_The exercise_: State only the number of lines that include "JSON".

(Collection entries)
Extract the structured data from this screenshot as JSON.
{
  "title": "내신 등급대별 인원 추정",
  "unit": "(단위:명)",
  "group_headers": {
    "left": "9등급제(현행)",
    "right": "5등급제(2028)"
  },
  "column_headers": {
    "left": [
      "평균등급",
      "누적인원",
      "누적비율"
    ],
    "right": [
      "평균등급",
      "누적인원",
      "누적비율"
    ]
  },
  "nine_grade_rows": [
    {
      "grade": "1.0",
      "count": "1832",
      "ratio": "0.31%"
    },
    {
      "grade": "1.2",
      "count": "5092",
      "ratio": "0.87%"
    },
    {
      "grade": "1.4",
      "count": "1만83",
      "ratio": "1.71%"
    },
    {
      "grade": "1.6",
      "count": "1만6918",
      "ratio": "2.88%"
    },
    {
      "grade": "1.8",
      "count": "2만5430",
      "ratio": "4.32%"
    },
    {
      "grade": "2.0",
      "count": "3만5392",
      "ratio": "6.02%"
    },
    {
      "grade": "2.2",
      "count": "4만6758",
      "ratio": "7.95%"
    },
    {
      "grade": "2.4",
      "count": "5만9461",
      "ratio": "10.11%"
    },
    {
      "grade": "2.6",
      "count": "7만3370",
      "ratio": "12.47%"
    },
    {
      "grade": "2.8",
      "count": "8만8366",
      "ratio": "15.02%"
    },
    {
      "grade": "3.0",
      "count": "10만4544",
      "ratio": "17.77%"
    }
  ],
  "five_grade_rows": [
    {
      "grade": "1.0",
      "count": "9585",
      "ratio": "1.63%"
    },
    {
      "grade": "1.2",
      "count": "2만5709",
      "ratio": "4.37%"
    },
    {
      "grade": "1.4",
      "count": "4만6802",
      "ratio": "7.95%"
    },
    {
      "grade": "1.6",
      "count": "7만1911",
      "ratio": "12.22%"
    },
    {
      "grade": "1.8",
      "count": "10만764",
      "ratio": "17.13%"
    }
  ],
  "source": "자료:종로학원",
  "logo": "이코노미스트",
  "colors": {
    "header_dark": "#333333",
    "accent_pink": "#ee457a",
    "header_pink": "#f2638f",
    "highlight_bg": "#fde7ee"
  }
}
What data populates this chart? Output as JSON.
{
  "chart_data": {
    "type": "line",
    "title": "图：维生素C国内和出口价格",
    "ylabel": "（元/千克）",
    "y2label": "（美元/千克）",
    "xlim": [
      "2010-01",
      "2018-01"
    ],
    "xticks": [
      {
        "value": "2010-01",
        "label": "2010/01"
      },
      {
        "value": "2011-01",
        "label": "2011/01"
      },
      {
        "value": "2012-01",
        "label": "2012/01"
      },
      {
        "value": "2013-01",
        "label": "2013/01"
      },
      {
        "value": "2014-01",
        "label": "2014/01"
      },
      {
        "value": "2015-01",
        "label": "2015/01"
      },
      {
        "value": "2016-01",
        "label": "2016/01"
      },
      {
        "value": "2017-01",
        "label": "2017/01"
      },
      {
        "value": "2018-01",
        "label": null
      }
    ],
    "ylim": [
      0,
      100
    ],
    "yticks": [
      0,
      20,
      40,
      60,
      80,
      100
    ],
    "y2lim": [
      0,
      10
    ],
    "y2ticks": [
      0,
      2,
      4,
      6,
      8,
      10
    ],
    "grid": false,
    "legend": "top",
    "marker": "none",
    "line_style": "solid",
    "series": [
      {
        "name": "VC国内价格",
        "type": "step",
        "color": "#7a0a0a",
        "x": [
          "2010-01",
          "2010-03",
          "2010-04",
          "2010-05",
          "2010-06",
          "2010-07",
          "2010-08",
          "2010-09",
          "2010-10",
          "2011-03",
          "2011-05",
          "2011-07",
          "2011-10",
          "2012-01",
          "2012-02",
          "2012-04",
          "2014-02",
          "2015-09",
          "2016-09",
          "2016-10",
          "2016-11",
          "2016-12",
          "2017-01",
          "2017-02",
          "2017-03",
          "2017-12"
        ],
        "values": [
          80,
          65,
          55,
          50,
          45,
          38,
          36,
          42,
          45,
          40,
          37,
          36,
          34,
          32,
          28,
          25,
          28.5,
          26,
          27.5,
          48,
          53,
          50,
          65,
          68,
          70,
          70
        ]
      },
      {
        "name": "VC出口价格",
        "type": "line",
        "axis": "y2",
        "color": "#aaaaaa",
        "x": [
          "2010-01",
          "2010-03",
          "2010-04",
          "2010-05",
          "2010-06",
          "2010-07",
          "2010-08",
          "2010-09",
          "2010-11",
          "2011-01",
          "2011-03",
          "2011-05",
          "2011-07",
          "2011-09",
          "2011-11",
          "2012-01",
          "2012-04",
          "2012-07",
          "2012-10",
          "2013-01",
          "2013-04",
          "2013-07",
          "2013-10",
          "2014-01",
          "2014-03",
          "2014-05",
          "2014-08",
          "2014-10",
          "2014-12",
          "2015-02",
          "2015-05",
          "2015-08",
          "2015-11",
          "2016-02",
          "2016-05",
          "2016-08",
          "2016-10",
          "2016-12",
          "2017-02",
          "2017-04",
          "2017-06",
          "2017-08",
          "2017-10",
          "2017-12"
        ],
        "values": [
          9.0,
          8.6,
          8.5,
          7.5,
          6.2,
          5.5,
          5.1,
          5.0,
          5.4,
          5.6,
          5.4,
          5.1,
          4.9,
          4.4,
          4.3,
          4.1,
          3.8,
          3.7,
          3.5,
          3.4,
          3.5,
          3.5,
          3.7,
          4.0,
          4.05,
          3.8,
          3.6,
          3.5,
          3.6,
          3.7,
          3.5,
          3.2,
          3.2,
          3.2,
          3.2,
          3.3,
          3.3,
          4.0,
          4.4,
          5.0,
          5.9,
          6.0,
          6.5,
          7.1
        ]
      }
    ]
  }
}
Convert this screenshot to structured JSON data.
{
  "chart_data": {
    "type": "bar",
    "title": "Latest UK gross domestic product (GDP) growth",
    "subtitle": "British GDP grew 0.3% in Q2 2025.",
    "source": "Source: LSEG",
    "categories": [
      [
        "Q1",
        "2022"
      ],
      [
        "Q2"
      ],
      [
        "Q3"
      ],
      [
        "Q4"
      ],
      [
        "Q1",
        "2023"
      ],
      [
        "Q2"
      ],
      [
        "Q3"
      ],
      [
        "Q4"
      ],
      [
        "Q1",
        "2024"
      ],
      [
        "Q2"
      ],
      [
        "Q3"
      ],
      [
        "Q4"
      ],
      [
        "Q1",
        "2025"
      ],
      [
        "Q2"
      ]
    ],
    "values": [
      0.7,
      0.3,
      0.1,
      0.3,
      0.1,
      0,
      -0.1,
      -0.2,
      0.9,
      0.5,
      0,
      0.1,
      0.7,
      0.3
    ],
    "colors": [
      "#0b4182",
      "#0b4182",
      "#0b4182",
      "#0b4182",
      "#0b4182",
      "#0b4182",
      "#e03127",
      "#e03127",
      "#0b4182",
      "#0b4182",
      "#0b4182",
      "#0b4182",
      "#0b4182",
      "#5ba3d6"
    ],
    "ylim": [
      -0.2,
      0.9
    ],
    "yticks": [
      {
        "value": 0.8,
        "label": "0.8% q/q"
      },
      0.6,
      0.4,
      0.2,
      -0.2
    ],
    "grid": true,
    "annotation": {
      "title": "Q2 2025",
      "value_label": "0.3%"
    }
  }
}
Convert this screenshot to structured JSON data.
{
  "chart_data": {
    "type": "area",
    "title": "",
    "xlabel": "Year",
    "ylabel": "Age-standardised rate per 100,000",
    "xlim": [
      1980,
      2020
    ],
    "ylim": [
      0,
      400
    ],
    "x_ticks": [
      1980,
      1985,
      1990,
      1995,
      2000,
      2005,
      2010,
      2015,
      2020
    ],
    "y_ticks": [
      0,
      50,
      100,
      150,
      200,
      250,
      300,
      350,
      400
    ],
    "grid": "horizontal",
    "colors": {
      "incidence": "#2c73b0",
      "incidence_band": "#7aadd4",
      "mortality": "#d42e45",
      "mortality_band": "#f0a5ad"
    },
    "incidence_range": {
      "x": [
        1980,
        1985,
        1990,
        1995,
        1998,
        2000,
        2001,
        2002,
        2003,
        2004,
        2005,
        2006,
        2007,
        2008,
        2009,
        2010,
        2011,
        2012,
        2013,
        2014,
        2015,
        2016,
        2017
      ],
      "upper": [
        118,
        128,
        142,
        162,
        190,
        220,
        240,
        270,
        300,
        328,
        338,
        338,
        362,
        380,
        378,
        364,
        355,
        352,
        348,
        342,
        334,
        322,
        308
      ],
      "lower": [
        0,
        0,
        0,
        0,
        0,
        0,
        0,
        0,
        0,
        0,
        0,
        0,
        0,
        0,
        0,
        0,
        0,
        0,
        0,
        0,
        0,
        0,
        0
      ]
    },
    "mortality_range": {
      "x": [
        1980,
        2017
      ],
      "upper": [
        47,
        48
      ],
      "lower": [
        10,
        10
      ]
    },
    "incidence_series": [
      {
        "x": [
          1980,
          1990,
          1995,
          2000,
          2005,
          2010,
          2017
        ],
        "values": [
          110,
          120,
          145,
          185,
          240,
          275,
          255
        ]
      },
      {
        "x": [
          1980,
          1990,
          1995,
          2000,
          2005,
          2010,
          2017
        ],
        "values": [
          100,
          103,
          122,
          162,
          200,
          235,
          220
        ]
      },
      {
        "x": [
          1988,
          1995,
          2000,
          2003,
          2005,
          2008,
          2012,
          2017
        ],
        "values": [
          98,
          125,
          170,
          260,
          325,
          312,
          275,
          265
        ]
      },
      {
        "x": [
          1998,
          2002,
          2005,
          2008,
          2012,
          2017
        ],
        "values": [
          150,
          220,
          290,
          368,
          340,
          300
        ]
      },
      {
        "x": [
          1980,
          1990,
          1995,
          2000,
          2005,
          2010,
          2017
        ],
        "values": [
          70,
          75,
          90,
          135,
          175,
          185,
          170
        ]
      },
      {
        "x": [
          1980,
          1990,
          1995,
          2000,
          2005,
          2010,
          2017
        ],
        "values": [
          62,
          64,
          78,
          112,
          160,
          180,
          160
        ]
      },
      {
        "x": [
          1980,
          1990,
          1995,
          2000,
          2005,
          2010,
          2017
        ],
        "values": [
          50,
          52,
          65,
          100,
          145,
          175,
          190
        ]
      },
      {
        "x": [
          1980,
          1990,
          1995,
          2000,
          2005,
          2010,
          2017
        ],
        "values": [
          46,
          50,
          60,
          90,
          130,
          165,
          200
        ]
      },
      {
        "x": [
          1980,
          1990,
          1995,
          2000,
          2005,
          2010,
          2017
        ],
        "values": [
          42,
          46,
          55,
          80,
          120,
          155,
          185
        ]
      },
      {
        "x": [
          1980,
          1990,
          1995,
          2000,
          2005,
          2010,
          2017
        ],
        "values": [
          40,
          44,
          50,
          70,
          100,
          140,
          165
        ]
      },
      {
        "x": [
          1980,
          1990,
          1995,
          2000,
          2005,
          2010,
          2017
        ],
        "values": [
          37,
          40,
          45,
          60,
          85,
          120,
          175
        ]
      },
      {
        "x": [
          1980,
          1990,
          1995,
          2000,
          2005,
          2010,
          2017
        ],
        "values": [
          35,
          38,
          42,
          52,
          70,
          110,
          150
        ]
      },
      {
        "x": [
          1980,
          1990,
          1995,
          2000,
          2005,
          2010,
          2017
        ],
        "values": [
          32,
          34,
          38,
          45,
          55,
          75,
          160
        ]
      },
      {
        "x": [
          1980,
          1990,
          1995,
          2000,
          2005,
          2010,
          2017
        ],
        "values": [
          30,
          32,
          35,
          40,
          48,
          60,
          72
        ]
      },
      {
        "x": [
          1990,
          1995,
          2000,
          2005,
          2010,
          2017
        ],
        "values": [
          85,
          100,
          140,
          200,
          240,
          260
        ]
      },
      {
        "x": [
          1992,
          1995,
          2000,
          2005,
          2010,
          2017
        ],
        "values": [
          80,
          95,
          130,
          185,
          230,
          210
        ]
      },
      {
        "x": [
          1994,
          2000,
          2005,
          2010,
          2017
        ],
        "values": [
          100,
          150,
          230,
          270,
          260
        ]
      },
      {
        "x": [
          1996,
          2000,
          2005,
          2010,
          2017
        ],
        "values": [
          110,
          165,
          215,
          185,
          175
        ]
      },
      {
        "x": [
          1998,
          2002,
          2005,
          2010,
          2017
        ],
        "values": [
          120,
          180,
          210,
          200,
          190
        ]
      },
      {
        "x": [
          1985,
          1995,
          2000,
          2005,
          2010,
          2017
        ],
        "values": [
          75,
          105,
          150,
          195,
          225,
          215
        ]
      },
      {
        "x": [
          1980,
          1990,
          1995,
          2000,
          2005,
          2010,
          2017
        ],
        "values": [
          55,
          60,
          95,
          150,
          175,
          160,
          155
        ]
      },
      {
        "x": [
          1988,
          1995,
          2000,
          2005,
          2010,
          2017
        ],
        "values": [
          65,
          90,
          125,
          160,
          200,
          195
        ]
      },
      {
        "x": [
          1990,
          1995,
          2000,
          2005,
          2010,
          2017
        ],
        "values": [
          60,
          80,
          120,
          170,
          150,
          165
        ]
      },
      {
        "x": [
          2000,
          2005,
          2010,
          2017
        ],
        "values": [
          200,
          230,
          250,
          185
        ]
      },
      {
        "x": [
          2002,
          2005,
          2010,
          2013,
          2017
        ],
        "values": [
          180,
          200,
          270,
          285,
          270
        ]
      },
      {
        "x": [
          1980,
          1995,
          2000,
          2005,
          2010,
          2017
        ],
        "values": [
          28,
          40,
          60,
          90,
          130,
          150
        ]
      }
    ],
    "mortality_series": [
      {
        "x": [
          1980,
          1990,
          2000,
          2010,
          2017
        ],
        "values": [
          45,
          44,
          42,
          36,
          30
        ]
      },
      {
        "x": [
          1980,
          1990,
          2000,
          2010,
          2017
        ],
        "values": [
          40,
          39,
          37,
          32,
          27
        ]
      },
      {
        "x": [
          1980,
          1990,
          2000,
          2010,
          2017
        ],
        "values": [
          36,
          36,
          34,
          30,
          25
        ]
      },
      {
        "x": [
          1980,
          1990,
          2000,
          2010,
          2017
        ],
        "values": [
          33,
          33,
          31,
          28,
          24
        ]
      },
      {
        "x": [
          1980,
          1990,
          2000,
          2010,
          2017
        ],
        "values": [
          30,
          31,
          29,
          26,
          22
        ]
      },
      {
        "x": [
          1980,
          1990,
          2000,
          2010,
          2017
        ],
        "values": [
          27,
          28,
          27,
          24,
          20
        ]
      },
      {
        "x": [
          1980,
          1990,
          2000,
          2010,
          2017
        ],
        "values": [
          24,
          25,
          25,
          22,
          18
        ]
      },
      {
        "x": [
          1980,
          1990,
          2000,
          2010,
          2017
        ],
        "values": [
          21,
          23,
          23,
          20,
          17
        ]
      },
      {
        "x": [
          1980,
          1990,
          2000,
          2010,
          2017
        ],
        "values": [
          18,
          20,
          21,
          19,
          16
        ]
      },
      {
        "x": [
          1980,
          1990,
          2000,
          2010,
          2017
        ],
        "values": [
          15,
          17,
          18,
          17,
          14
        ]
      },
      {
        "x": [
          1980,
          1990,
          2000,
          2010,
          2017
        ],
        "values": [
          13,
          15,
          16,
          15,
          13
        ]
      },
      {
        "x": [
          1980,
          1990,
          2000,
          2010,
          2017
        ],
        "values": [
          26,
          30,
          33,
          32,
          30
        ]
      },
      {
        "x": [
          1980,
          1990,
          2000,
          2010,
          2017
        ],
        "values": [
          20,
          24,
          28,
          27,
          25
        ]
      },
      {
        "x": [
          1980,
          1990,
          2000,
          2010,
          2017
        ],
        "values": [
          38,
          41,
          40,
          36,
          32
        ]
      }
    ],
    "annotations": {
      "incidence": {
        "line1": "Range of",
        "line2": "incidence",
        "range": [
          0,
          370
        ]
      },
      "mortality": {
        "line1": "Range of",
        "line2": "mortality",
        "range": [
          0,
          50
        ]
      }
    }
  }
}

_Finished task_: 4